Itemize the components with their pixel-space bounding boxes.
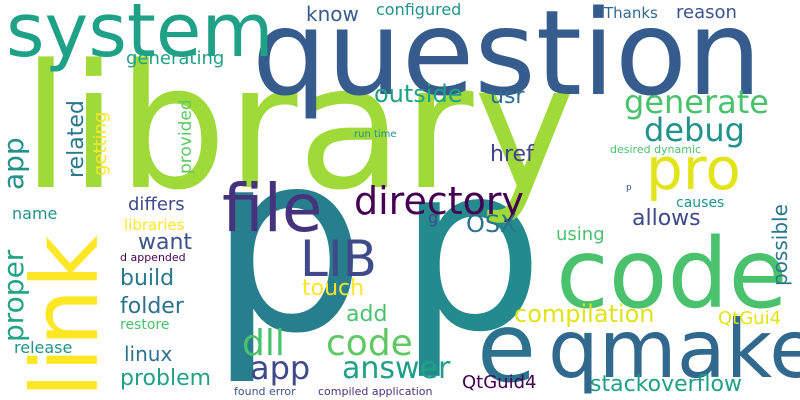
word-getting: getting [90,111,111,176]
word-add: add [346,302,388,327]
word-qtgui4: QtGui4 [718,308,782,329]
word-using: using [556,224,605,245]
word-reason: reason [676,2,737,23]
word-generate: generate [624,83,769,121]
word-release: release [14,338,73,357]
word-stackoverflow: stackoverflow [590,372,742,397]
word-linux: linux [124,342,173,366]
word-problem: problem [120,366,212,391]
word-causes: causes [676,195,725,211]
word-href: href [490,142,534,167]
word-g: g [428,208,439,227]
word-answer: answer [342,351,451,386]
word-pro: pro [646,135,741,203]
word-related: related [64,100,89,178]
word-possible: possible [768,204,792,286]
word-folder: folder [120,294,184,319]
word-directory: directory [354,179,524,223]
word-differs: differs [128,194,185,215]
word-question: question [252,0,762,122]
word-run-time: run time [354,129,397,140]
word-touch: touch [302,276,365,301]
word-code-small: code [326,323,413,364]
word-library: library [22,27,576,228]
word-generating: generating [126,48,225,69]
word-desired-dynamic: desired dynamic [610,143,702,156]
word-app-left: app [0,137,30,190]
word-file: file [222,170,323,247]
word-restore: restore [120,317,170,333]
word-dll: dll [242,323,285,364]
word-osx: OSX [466,210,517,238]
word-e: e [477,292,537,400]
word-allows: allows [632,206,701,231]
word-found-error: found error [234,385,296,398]
word-usr: usr [490,84,525,109]
word-qmake: qmake [548,303,800,396]
word-build: build [120,266,175,291]
word-app-bottom: app [250,349,311,387]
word-thanks: Thanks [604,4,658,22]
word-know: know [306,2,359,26]
word-d-appended: d appended [120,251,186,264]
word-code-big: code [556,218,788,330]
word-proper: proper [0,249,30,342]
word-system: system [6,0,274,74]
word-compilation: compilation [514,300,655,328]
word-provided: provided [176,99,196,174]
word-p-big: p [208,97,367,388]
word-qtguid4: QtGuid4 [462,372,537,393]
word-name: name [12,204,58,223]
word-p-second: p [398,116,544,383]
word-debug: debug [644,111,745,149]
word-link: link [12,235,119,398]
word-lib: LIB [300,230,377,288]
word-outside: outside [374,80,463,108]
word-p-tiny: p [626,183,632,193]
word-compiled-application: compiled application [318,385,433,398]
word-libraries: libraries [124,216,185,234]
word-configured: configured [376,0,462,19]
word-want: want [138,230,193,255]
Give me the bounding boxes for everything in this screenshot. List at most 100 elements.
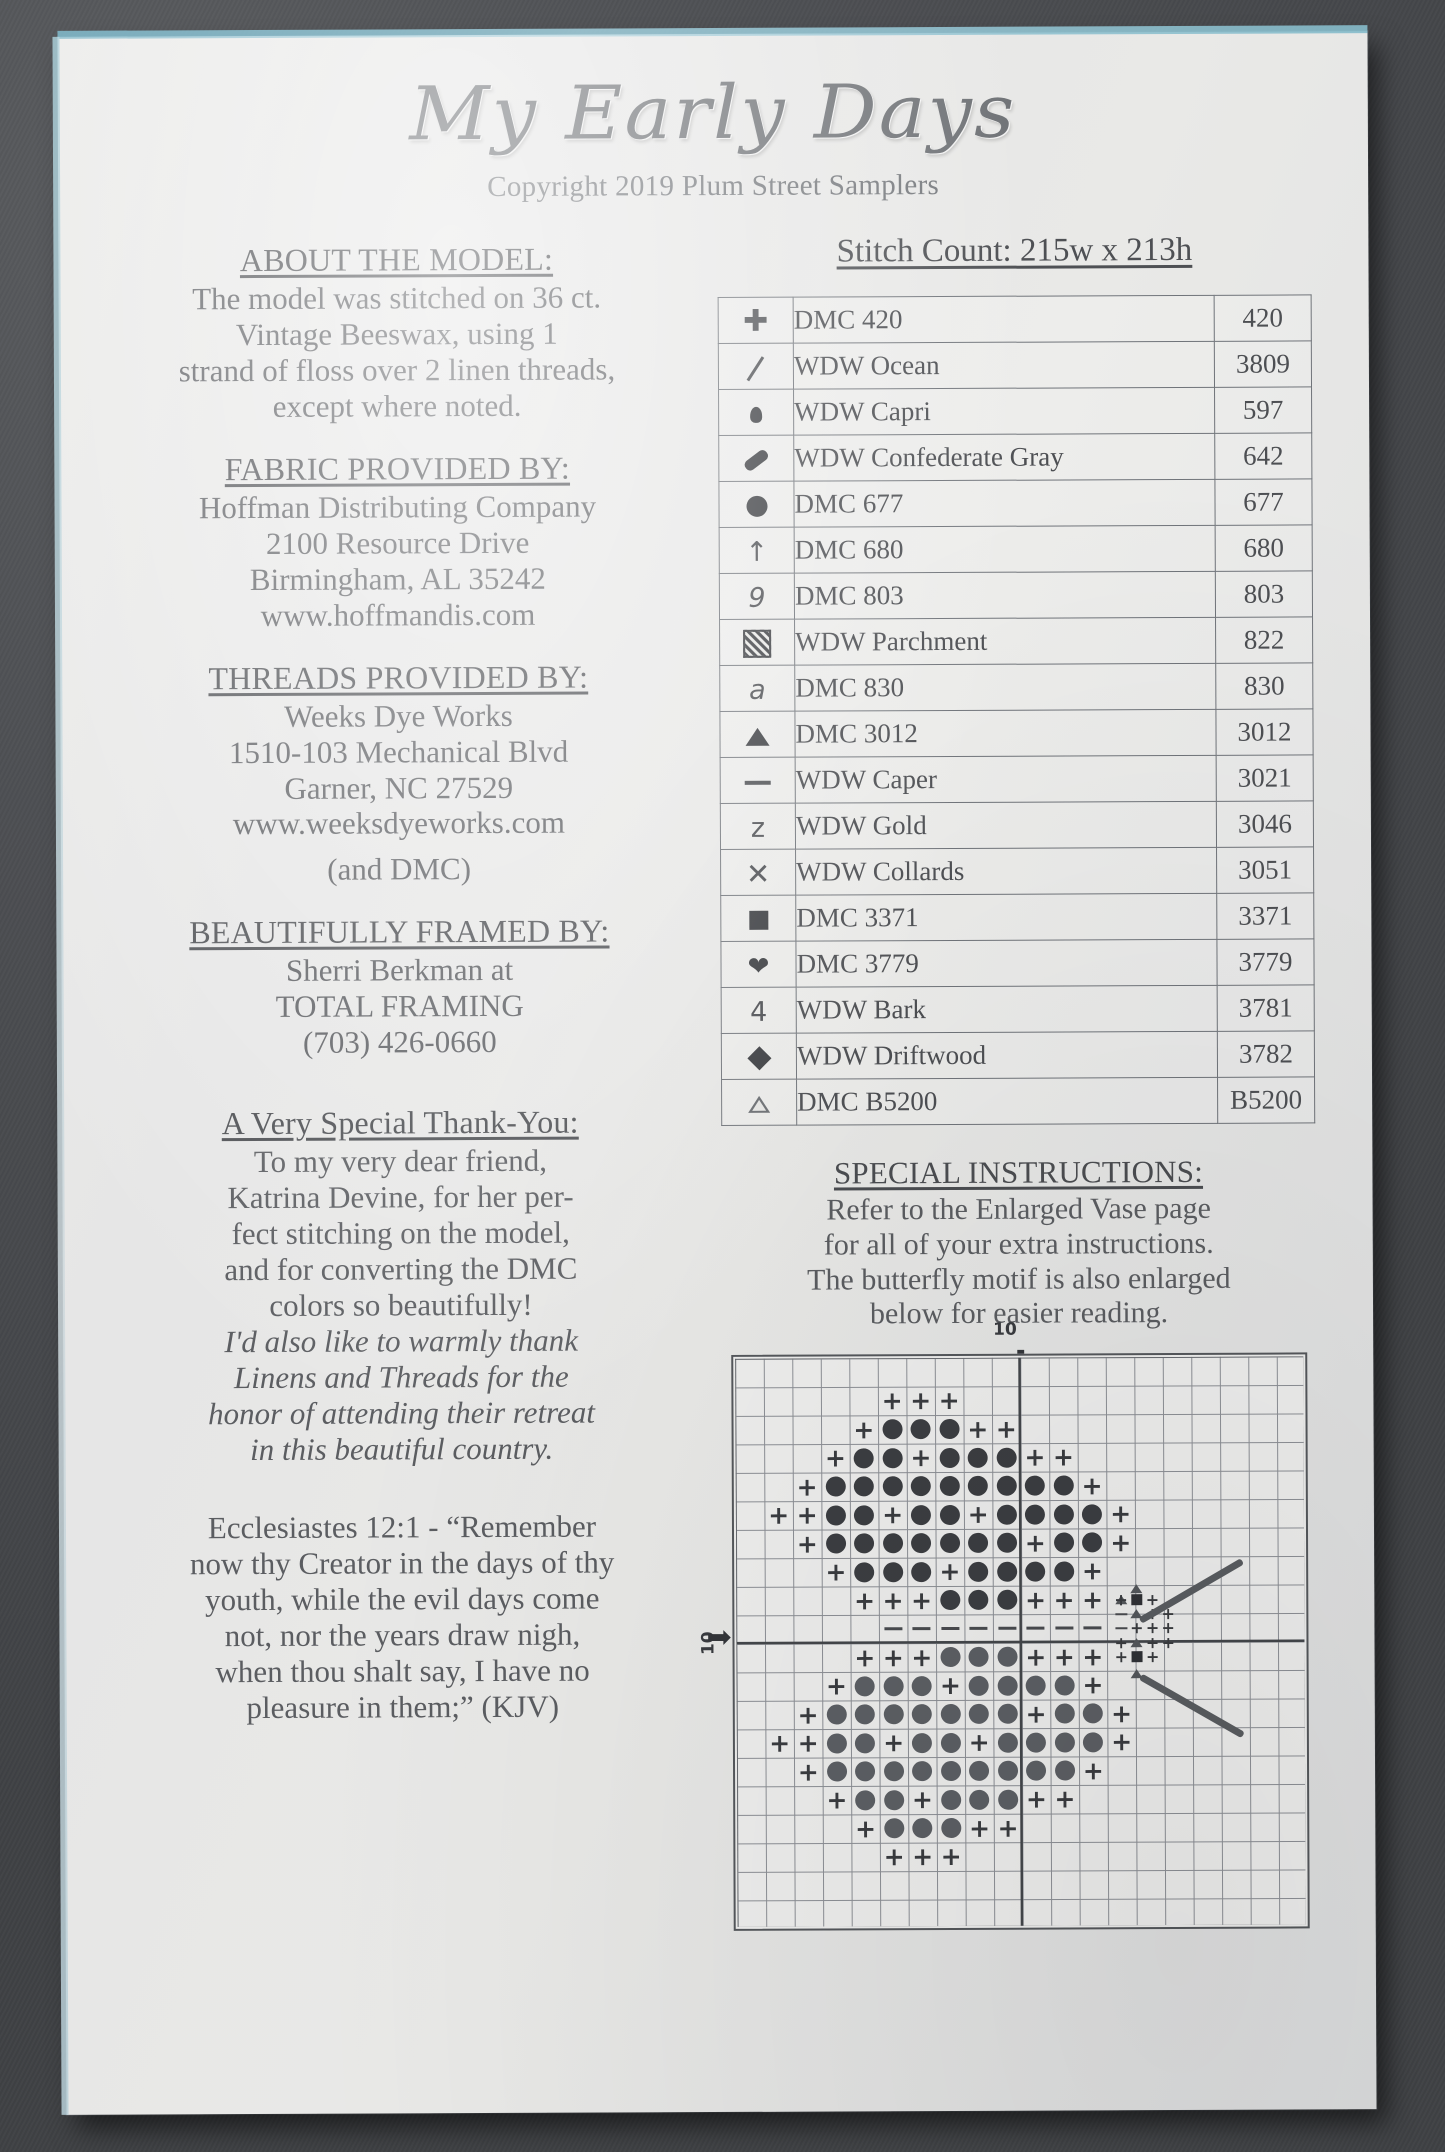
chart-cell: + xyxy=(1053,1642,1075,1672)
floss-name: WDW Gold xyxy=(795,801,1217,850)
chart-cell: + xyxy=(882,1500,904,1530)
scripture-line: youth, while the evil days come xyxy=(205,1580,600,1617)
chart-cell xyxy=(1078,1500,1107,1529)
chart-cell: + xyxy=(883,1728,905,1758)
chart-cell xyxy=(850,1558,879,1587)
chart-cell xyxy=(964,1643,993,1672)
chart-cell: + xyxy=(1110,1528,1132,1558)
chart-cell xyxy=(993,1586,1022,1615)
teardrop-symbol-icon xyxy=(718,389,794,436)
threads-section: THREADS PROVIDED BY: Weeks Dye Works 151… xyxy=(118,658,679,889)
floss-name: DMC 830 xyxy=(794,663,1216,712)
floss-number: 680 xyxy=(1215,524,1313,572)
floss-name: WDW Capri xyxy=(793,387,1215,436)
chart-cell xyxy=(965,1700,994,1729)
chart-cell: + xyxy=(1082,1670,1104,1700)
threads-heading: THREADS PROVIDED BY: xyxy=(208,658,589,696)
fabric-website: www.hoffmandis.com xyxy=(260,596,536,633)
chart-cell: + xyxy=(1081,1556,1103,1586)
chart-cell: + xyxy=(1111,1727,1133,1757)
chart-cell xyxy=(1122,1574,1151,1603)
fabric-heading: FABRIC PROVIDED BY: xyxy=(224,449,571,487)
chart-cell: + xyxy=(797,1729,819,1759)
chart-cell xyxy=(993,1757,1022,1786)
chart-cell xyxy=(964,1557,993,1586)
chart-cell: + xyxy=(1024,1528,1046,1558)
thick-bar-symbol-icon xyxy=(718,435,794,482)
x-symbol-icon: ✕ xyxy=(720,849,796,896)
scripture-section: Ecclesiastes 12:1 - “Remember now thy Cr… xyxy=(122,1508,683,1726)
table-row: 9 DMC 803 803 xyxy=(719,570,1313,620)
chart-cell xyxy=(935,1529,964,1558)
chart-cell xyxy=(821,1530,850,1559)
chart-cell xyxy=(1050,1671,1079,1700)
chart-cell: + xyxy=(912,1842,934,1872)
chart-cell xyxy=(936,1700,965,1729)
chart-cell xyxy=(850,1529,879,1558)
chart-cell: + xyxy=(1082,1642,1104,1672)
table-row: ↑ DMC 680 680 xyxy=(719,524,1313,574)
about-heading: ABOUT THE MODEL: xyxy=(239,240,554,279)
floss-number: 3046 xyxy=(1216,800,1314,848)
floss-number: 3051 xyxy=(1216,846,1314,894)
table-row: ✕ WDW Collards 3051 xyxy=(720,846,1314,896)
chart-cell xyxy=(878,1529,907,1558)
special-instructions-line: The butterfly motif is also enlarged xyxy=(807,1261,1231,1297)
chart-cell: + xyxy=(853,1415,875,1445)
chart-cell: + xyxy=(939,1671,961,1701)
chart-left-arrow-icon: ➡ xyxy=(706,1620,732,1656)
chart-cell xyxy=(821,1501,850,1530)
chart-cell xyxy=(964,1472,993,1501)
special-instructions-line: Refer to the Enlarged Vase page xyxy=(826,1191,1211,1227)
chart-cell xyxy=(908,1672,937,1701)
table-row: ❤ DMC 3779 3779 xyxy=(720,938,1315,988)
filled-circle-symbol-icon xyxy=(718,481,795,528)
chart-cell: + xyxy=(1025,1785,1047,1815)
chart-cell: + xyxy=(1082,1585,1104,1615)
threads-note: (and DMC) xyxy=(327,851,472,888)
chart-cell xyxy=(993,1728,1022,1757)
floss-name: WDW Driftwood xyxy=(796,1031,1218,1080)
chart-cell: + xyxy=(796,1529,818,1559)
floss-number: 822 xyxy=(1215,616,1313,664)
chart-cell xyxy=(879,1757,908,1786)
chart-cell: + xyxy=(796,1472,818,1502)
chart-cell: + xyxy=(969,1813,991,1843)
chart-cell xyxy=(879,1558,908,1587)
up-arrow-symbol-icon: ↑ xyxy=(719,527,795,574)
nine-symbol-icon: 9 xyxy=(719,573,795,620)
chart-cell: + xyxy=(1111,1699,1133,1729)
chart-cell xyxy=(937,1814,966,1843)
chart-cell: + xyxy=(769,1729,791,1759)
chart-cell xyxy=(965,1785,994,1814)
framing-phone: (703) 426-0660 xyxy=(302,1024,497,1061)
table-row: WDW Caper 3021 xyxy=(720,754,1314,804)
chart-cell xyxy=(935,1444,964,1473)
chart-cell xyxy=(1049,1529,1078,1558)
floss-name: WDW Confederate Gray xyxy=(793,433,1215,482)
chart-cell xyxy=(992,1472,1021,1501)
chart-cell xyxy=(935,1415,964,1444)
filled-square-symbol-icon xyxy=(720,895,796,942)
stitch-count: Stitch Count: 215w x 213h xyxy=(836,231,1193,270)
chart-cell xyxy=(878,1444,907,1473)
chart-grid: + + + + + + + + + + + + + + + + + + + + + + + + + + + + + + + + + + + + + + + +… xyxy=(731,1352,1310,1932)
chart-cell xyxy=(1022,1671,1051,1700)
table-row: DMC 677 677 xyxy=(718,478,1313,528)
chart-cell xyxy=(936,1615,965,1644)
chart-cell xyxy=(880,1814,909,1843)
page-title: My Early Days xyxy=(409,68,1017,158)
chart-cell: + xyxy=(1052,1442,1074,1472)
scripture-line: now thy Creator in the days of thy xyxy=(189,1544,615,1582)
chart-cell: + xyxy=(995,1414,1017,1444)
table-row: WDW Ocean 3809 xyxy=(718,340,1312,390)
floss-number: 3012 xyxy=(1215,708,1314,756)
chart-cell: + xyxy=(939,1557,961,1587)
chart-cell: + xyxy=(967,1500,989,1530)
chart-cell: + xyxy=(797,1757,819,1787)
heart-symbol-icon: ❤ xyxy=(720,941,797,988)
chart-cell xyxy=(965,1757,994,1786)
chart-cell xyxy=(851,1672,880,1701)
chart-cell xyxy=(1050,1700,1079,1729)
chart-cell xyxy=(993,1557,1022,1586)
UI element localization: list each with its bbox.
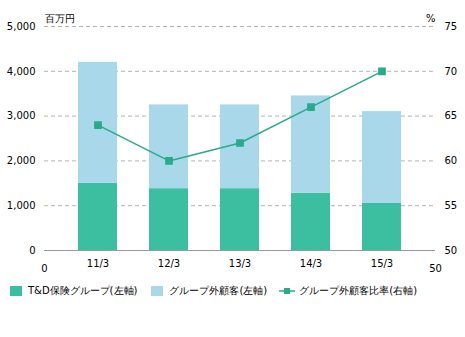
svg-text:1,000: 1,000 bbox=[7, 200, 36, 211]
svg-text:13/3: 13/3 bbox=[229, 258, 251, 269]
svg-text:5,000: 5,000 bbox=[7, 21, 36, 32]
svg-text:60: 60 bbox=[445, 155, 458, 166]
svg-text:4,000: 4,000 bbox=[7, 66, 36, 77]
svg-text:70: 70 bbox=[445, 66, 458, 77]
svg-text:15/3: 15/3 bbox=[371, 258, 393, 269]
html-text:グループ外顧客(左軸): グループ外顧客(左軸) bbox=[169, 285, 268, 296]
svg-text:0: 0 bbox=[41, 263, 47, 274]
svg-text:2,000: 2,000 bbox=[7, 155, 36, 166]
svg-text:65: 65 bbox=[445, 110, 458, 121]
html-text:グループ外顧客比率(右軸): グループ外顧客比率(右軸) bbox=[299, 285, 417, 296]
svg-text:%: % bbox=[426, 13, 436, 24]
svg-text:14/3: 14/3 bbox=[300, 258, 322, 269]
svg-text:0: 0 bbox=[29, 245, 35, 256]
svg-text:50: 50 bbox=[445, 245, 458, 256]
svg-text:55: 55 bbox=[445, 200, 458, 211]
svg-text:50: 50 bbox=[429, 263, 442, 274]
svg-text:11/3: 11/3 bbox=[87, 258, 109, 269]
svg-text:75: 75 bbox=[445, 21, 458, 32]
svg-text:百万円: 百万円 bbox=[45, 13, 75, 24]
html-text:T&D保険グループ(左軸): T&D保険グループ(左軸) bbox=[28, 285, 138, 296]
svg-text:12/3: 12/3 bbox=[158, 258, 180, 269]
svg-text:3,000: 3,000 bbox=[7, 110, 36, 121]
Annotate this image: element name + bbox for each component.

• [EXERCISE]: In the records above, retype everything from the line containing "chart-cell: + xyxy=(1053,1642,1075,1672)" down to the line containing "table-row: 9 DMC", both included, with no changes.

• [ANSWER TO THIS TASK]:
chart-cell: + xyxy=(1053,1642,1075,1672)
floss-name: WDW Gold xyxy=(795,801,1217,850)
chart-cell: + xyxy=(882,1500,904,1530)
scripture-line: youth, while the evil days come xyxy=(205,1580,600,1617)
chart-cell xyxy=(1078,1500,1107,1529)
chart-cell: + xyxy=(883,1728,905,1758)
chart-cell xyxy=(850,1558,879,1587)
chart-cell xyxy=(964,1643,993,1672)
chart-cell: + xyxy=(1110,1528,1132,1558)
chart-cell xyxy=(993,1586,1022,1615)
teardrop-symbol-icon xyxy=(718,389,794,436)
threads-section: THREADS PROVIDED BY: Weeks Dye Works 151… xyxy=(118,658,679,889)
floss-name: DMC 830 xyxy=(794,663,1216,712)
floss-number: 680 xyxy=(1215,524,1313,572)
floss-name: WDW Capri xyxy=(793,387,1215,436)
chart-cell xyxy=(965,1700,994,1729)
chart-cell: + xyxy=(1082,1670,1104,1700)
threads-heading: THREADS PROVIDED BY: xyxy=(208,658,589,696)
fabric-website: www.hoffmandis.com xyxy=(260,596,536,633)
chart-cell: + xyxy=(1081,1556,1103,1586)
chart-cell: + xyxy=(1111,1727,1133,1757)
chart-cell xyxy=(1122,1574,1151,1603)
fabric-heading: FABRIC PROVIDED BY: xyxy=(224,449,571,487)
chart-cell: + xyxy=(797,1729,819,1759)
chart-cell xyxy=(993,1757,1022,1786)
chart-cell xyxy=(964,1557,993,1586)
chart-cell: + xyxy=(1024,1528,1046,1558)
thick-bar-symbol-icon xyxy=(718,435,794,482)
x-symbol-icon: ✕ xyxy=(720,849,796,896)
scripture-section: Ecclesiastes 12:1 - “Remember now thy Cr… xyxy=(122,1508,683,1726)
table-row: 9 DMC 803 803 xyxy=(719,570,1313,620)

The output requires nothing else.